*GOAL OF THE EXERCISE:* What lines of the data include the string "Profile"? Copy them all.

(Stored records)
_ _ _ _ _

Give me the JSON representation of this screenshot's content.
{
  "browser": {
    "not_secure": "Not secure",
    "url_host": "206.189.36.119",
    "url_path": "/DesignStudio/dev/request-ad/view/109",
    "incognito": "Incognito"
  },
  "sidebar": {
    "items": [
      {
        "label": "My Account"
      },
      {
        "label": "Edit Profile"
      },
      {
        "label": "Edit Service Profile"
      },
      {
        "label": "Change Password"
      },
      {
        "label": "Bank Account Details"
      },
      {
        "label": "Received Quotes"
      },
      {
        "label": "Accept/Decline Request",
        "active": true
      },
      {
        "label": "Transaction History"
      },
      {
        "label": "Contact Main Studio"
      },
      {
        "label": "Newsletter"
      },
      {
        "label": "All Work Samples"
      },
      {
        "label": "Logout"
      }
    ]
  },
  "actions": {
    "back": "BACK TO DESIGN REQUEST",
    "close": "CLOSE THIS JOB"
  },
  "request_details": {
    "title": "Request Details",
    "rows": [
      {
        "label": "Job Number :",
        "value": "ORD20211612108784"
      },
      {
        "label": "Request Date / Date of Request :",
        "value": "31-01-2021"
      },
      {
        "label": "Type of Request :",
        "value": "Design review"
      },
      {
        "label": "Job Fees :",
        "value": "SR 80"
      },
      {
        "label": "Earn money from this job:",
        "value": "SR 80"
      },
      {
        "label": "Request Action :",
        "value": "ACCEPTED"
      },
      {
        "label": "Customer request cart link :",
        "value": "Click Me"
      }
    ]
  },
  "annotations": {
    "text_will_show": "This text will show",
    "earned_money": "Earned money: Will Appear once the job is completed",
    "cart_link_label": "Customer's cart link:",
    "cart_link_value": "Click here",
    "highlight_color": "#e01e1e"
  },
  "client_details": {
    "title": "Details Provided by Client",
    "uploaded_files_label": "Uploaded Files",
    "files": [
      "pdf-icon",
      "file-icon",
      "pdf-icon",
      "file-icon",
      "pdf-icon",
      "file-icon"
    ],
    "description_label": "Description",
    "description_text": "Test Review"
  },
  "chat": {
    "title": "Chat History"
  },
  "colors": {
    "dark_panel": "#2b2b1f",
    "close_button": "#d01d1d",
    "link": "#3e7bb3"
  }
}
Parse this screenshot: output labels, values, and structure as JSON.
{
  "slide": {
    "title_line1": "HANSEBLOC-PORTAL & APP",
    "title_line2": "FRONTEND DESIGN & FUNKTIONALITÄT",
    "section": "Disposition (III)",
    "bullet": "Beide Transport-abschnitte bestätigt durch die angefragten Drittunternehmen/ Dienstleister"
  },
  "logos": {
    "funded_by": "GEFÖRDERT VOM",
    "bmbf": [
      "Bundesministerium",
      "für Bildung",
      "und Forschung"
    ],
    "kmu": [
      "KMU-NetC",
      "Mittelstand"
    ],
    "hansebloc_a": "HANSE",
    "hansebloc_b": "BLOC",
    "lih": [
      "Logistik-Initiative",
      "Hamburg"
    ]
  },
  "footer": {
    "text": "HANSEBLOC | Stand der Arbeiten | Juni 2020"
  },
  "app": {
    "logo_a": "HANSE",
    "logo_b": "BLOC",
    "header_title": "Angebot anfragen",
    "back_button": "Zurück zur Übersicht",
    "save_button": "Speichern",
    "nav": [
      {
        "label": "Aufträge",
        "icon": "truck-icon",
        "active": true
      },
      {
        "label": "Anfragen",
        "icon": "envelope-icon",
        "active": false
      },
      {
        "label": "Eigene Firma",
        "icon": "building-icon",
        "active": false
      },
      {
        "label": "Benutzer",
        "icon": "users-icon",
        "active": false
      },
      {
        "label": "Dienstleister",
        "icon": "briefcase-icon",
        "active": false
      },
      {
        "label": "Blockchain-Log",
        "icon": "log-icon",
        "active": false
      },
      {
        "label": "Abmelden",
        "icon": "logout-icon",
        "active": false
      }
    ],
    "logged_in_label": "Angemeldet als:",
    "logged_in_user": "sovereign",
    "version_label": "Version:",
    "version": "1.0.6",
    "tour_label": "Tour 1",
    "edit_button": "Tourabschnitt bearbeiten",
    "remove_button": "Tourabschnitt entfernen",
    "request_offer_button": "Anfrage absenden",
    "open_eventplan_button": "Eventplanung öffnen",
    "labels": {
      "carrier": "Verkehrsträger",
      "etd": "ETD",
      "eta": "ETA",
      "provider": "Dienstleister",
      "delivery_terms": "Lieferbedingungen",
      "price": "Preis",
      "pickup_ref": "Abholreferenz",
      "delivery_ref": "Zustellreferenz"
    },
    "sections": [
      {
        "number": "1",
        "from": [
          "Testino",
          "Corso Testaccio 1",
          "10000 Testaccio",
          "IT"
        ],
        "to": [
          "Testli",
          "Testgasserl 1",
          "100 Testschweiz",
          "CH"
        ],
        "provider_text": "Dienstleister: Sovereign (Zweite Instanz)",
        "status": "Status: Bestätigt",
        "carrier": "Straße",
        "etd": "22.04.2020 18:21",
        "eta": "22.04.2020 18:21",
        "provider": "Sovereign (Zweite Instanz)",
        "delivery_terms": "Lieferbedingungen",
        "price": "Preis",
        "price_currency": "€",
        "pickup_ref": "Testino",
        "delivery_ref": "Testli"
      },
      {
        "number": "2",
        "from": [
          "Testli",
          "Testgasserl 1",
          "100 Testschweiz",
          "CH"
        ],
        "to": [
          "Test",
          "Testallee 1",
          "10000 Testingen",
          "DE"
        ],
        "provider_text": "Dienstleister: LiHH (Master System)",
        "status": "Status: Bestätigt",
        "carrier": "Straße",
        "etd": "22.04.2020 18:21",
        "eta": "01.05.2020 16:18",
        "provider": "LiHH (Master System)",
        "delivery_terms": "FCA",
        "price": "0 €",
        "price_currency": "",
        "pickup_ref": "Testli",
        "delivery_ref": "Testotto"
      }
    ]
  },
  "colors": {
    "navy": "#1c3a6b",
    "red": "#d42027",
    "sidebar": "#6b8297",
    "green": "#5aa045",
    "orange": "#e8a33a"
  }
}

_ _ _ _ _

*THE COMPLETED TASK:*
        "label": "Edit Profile"
        "label": "Edit Service Profile"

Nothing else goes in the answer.